:: Directive ::
Skip the pictures. Repeat everything else in the records word for word.

[Figure collection entries]
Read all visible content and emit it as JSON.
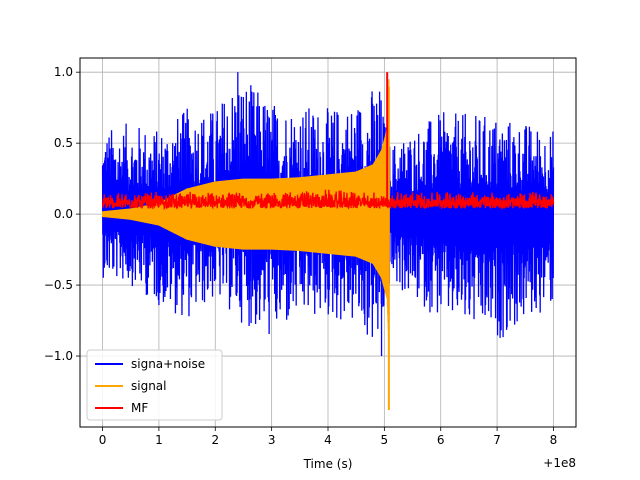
{
  "chart_data": {
    "type": "line",
    "title": "",
    "xlabel": "Time (s)",
    "ylabel": "",
    "x_offset_label": "+1e8",
    "xlim": [
      -0.4,
      8.4
    ],
    "ylim": [
      -1.5,
      1.1
    ],
    "x_ticks": [
      0,
      1,
      2,
      3,
      4,
      5,
      6,
      7,
      8
    ],
    "x_tick_labels": [
      "0",
      "1",
      "2",
      "3",
      "4",
      "5",
      "6",
      "7",
      "8"
    ],
    "y_ticks": [
      1.0,
      0.5,
      0.0,
      -0.5,
      -1.0
    ],
    "y_tick_labels": [
      "1.0",
      "0.5",
      "0.0",
      "−0.5",
      "−1.0"
    ],
    "grid": true,
    "legend_position": "lower-left",
    "series": [
      {
        "name": "signa+noise",
        "color": "#0000ff",
        "envelope": {
          "x": [
            0.0,
            0.5,
            1.0,
            1.5,
            2.0,
            2.4,
            3.0,
            3.5,
            4.0,
            4.5,
            4.9,
            5.05,
            5.1,
            6.0,
            7.0,
            8.0
          ],
          "upper": [
            0.6,
            0.65,
            0.6,
            0.75,
            0.75,
            1.0,
            0.8,
            0.78,
            0.75,
            0.8,
            0.95,
            0.6,
            0.5,
            0.72,
            0.7,
            0.6
          ],
          "lower": [
            -0.45,
            -0.5,
            -0.65,
            -0.75,
            -0.6,
            -0.75,
            -0.9,
            -0.75,
            -0.75,
            -0.8,
            -1.0,
            -0.6,
            -0.5,
            -0.75,
            -0.9,
            -0.65
          ],
          "peak_max": 1.0,
          "peak_min": -1.0
        }
      },
      {
        "name": "signal",
        "color": "#ffa500",
        "envelope": {
          "x": [
            0.0,
            0.5,
            1.0,
            1.5,
            2.0,
            2.5,
            3.0,
            3.5,
            4.0,
            4.5,
            4.8,
            4.95,
            5.05,
            5.08
          ],
          "amplitude": [
            0.02,
            0.04,
            0.08,
            0.18,
            0.23,
            0.25,
            0.25,
            0.26,
            0.28,
            0.3,
            0.35,
            0.45,
            0.6,
            0.95
          ],
          "final_spike_max": 1.0,
          "final_spike_min": -1.38,
          "end_x": 5.08
        }
      },
      {
        "name": "MF",
        "color": "#ff0000",
        "envelope": {
          "x": [
            0.0,
            1.0,
            2.0,
            3.0,
            4.0,
            5.0,
            6.0,
            7.0,
            8.0
          ],
          "upper": [
            0.15,
            0.17,
            0.16,
            0.17,
            0.18,
            0.16,
            0.17,
            0.16,
            0.17
          ],
          "lower": [
            0.0,
            0.0,
            0.0,
            0.0,
            0.0,
            0.0,
            0.0,
            0.0,
            0.0
          ],
          "peak_x": 5.05,
          "peak_value": 1.0
        }
      }
    ]
  }
}
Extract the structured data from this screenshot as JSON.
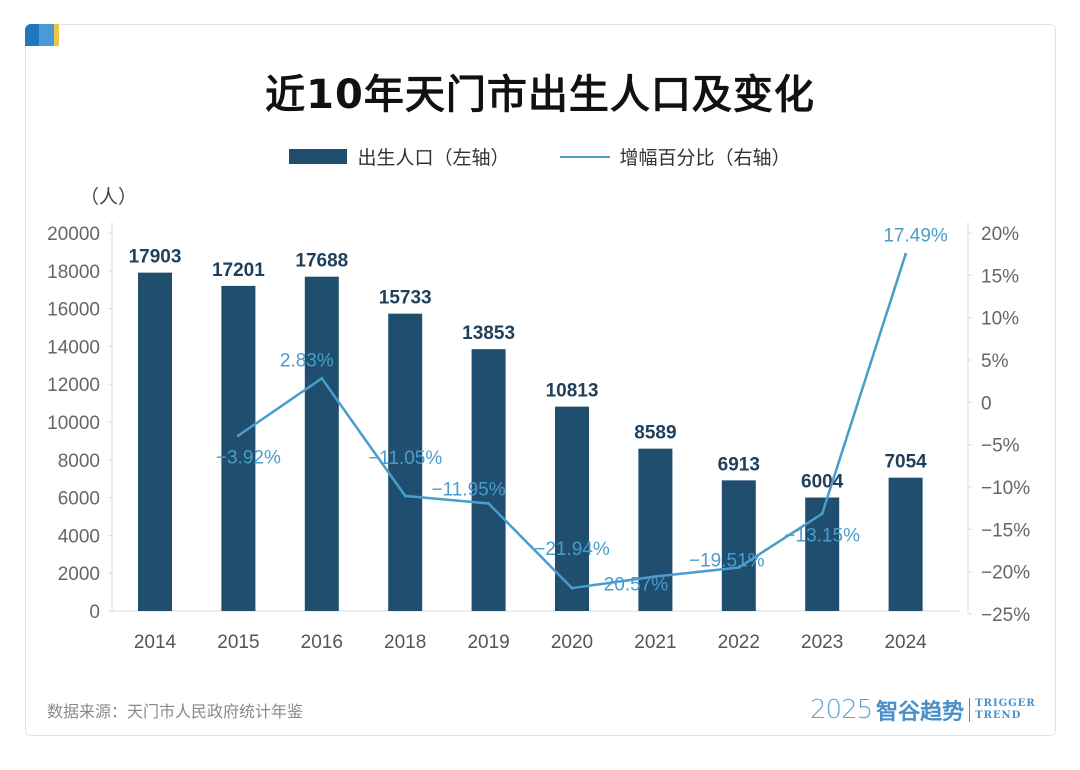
{
  "colors": {
    "bar": "#1f4e6e",
    "line": "#4a9ccc",
    "accent": [
      "#1f78bd",
      "#4a9ad6",
      "#e8c84a"
    ]
  },
  "chart_data": {
    "type": "bar+line",
    "title": "近10年天门市出生人口及变化",
    "left_unit": "（人）",
    "categories": [
      "2014",
      "2015",
      "2016",
      "2018",
      "2019",
      "2020",
      "2021",
      "2022",
      "2023",
      "2024"
    ],
    "series": [
      {
        "name": "出生人口（左轴）",
        "type": "bar",
        "axis": "left",
        "values": [
          17903,
          17201,
          17688,
          15733,
          13853,
          10813,
          8589,
          6913,
          6004,
          7054
        ]
      },
      {
        "name": "增幅百分比（右轴）",
        "type": "line",
        "axis": "right",
        "values": [
          null,
          -3.92,
          2.83,
          -11.05,
          -11.95,
          -21.94,
          -20.57,
          -19.51,
          -13.15,
          17.49
        ]
      }
    ],
    "left_ylim": [
      0,
      20000
    ],
    "left_ticks": [
      "0",
      "2000",
      "4000",
      "6000",
      "8000",
      "10000",
      "12000",
      "14000",
      "16000",
      "18000",
      "20000"
    ],
    "right_ylim": [
      -25,
      20
    ],
    "right_ticks": [
      "−25%",
      "−20%",
      "−15%",
      "−10%",
      "−5%",
      "0",
      "5%",
      "10%",
      "15%",
      "20%"
    ],
    "line_labels": [
      "",
      "−3.92%",
      "2.83%",
      "−11.05%",
      "−11.95%",
      "−21.94%",
      "−20.57%",
      "−19.51%",
      "−13.15%",
      "17.49%"
    ],
    "legend": "top-center",
    "grid": false
  },
  "footer": {
    "source": "数据来源：天门市人民政府统计年鉴",
    "logo_year": "2025",
    "logo_cn": "智谷趋势",
    "logo_en1": "TRIGGER",
    "logo_en2": "TREND"
  }
}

:: The reply ::
Read all visible content and emit it as JSON.
{
  "chart_data": {
    "type": "line",
    "title": "",
    "xlabel": "Time (s)",
    "ylabel": "",
    "x_offset_label": "+1e8",
    "xlim": [
      -0.4,
      8.4
    ],
    "ylim": [
      -1.5,
      1.1
    ],
    "x_ticks": [
      0,
      1,
      2,
      3,
      4,
      5,
      6,
      7,
      8
    ],
    "x_tick_labels": [
      "0",
      "1",
      "2",
      "3",
      "4",
      "5",
      "6",
      "7",
      "8"
    ],
    "y_ticks": [
      1.0,
      0.5,
      0.0,
      -0.5,
      -1.0
    ],
    "y_tick_labels": [
      "1.0",
      "0.5",
      "0.0",
      "−0.5",
      "−1.0"
    ],
    "grid": true,
    "legend_position": "lower-left",
    "series": [
      {
        "name": "signa+noise",
        "color": "#0000ff",
        "envelope": {
          "x": [
            0.0,
            0.5,
            1.0,
            1.5,
            2.0,
            2.4,
            3.0,
            3.5,
            4.0,
            4.5,
            4.9,
            5.05,
            5.1,
            6.0,
            7.0,
            8.0
          ],
          "upper": [
            0.6,
            0.65,
            0.6,
            0.75,
            0.75,
            1.0,
            0.8,
            0.78,
            0.75,
            0.8,
            0.95,
            0.6,
            0.5,
            0.72,
            0.7,
            0.6
          ],
          "lower": [
            -0.45,
            -0.5,
            -0.65,
            -0.75,
            -0.6,
            -0.75,
            -0.9,
            -0.75,
            -0.75,
            -0.8,
            -1.0,
            -0.6,
            -0.5,
            -0.75,
            -0.9,
            -0.65
          ],
          "peak_max": 1.0,
          "peak_min": -1.0
        }
      },
      {
        "name": "signal",
        "color": "#ffa500",
        "envelope": {
          "x": [
            0.0,
            0.5,
            1.0,
            1.5,
            2.0,
            2.5,
            3.0,
            3.5,
            4.0,
            4.5,
            4.8,
            4.95,
            5.05,
            5.08
          ],
          "amplitude": [
            0.02,
            0.04,
            0.08,
            0.18,
            0.23,
            0.25,
            0.25,
            0.26,
            0.28,
            0.3,
            0.35,
            0.45,
            0.6,
            0.95
          ],
          "final_spike_max": 1.0,
          "final_spike_min": -1.38,
          "end_x": 5.08
        }
      },
      {
        "name": "MF",
        "color": "#ff0000",
        "envelope": {
          "x": [
            0.0,
            1.0,
            2.0,
            3.0,
            4.0,
            5.0,
            6.0,
            7.0,
            8.0
          ],
          "upper": [
            0.15,
            0.17,
            0.16,
            0.17,
            0.18,
            0.16,
            0.17,
            0.16,
            0.17
          ],
          "lower": [
            0.0,
            0.0,
            0.0,
            0.0,
            0.0,
            0.0,
            0.0,
            0.0,
            0.0
          ],
          "peak_x": 5.05,
          "peak_value": 1.0
        }
      }
    ]
  }
}
Extract the structured data from this screenshot as JSON.
{
  "colors": {
    "bar": "#1f4e6e",
    "line": "#4a9ccc",
    "accent": [
      "#1f78bd",
      "#4a9ad6",
      "#e8c84a"
    ]
  },
  "chart_data": {
    "type": "bar+line",
    "title": "近10年天门市出生人口及变化",
    "left_unit": "（人）",
    "categories": [
      "2014",
      "2015",
      "2016",
      "2018",
      "2019",
      "2020",
      "2021",
      "2022",
      "2023",
      "2024"
    ],
    "series": [
      {
        "name": "出生人口（左轴）",
        "type": "bar",
        "axis": "left",
        "values": [
          17903,
          17201,
          17688,
          15733,
          13853,
          10813,
          8589,
          6913,
          6004,
          7054
        ]
      },
      {
        "name": "增幅百分比（右轴）",
        "type": "line",
        "axis": "right",
        "values": [
          null,
          -3.92,
          2.83,
          -11.05,
          -11.95,
          -21.94,
          -20.57,
          -19.51,
          -13.15,
          17.49
        ]
      }
    ],
    "left_ylim": [
      0,
      20000
    ],
    "left_ticks": [
      "0",
      "2000",
      "4000",
      "6000",
      "8000",
      "10000",
      "12000",
      "14000",
      "16000",
      "18000",
      "20000"
    ],
    "right_ylim": [
      -25,
      20
    ],
    "right_ticks": [
      "−25%",
      "−20%",
      "−15%",
      "−10%",
      "−5%",
      "0",
      "5%",
      "10%",
      "15%",
      "20%"
    ],
    "line_labels": [
      "",
      "−3.92%",
      "2.83%",
      "−11.05%",
      "−11.95%",
      "−21.94%",
      "−20.57%",
      "−19.51%",
      "−13.15%",
      "17.49%"
    ],
    "legend": "top-center",
    "grid": false
  },
  "footer": {
    "source": "数据来源：天门市人民政府统计年鉴",
    "logo_year": "2025",
    "logo_cn": "智谷趋势",
    "logo_en1": "TRIGGER",
    "logo_en2": "TREND"
  }
}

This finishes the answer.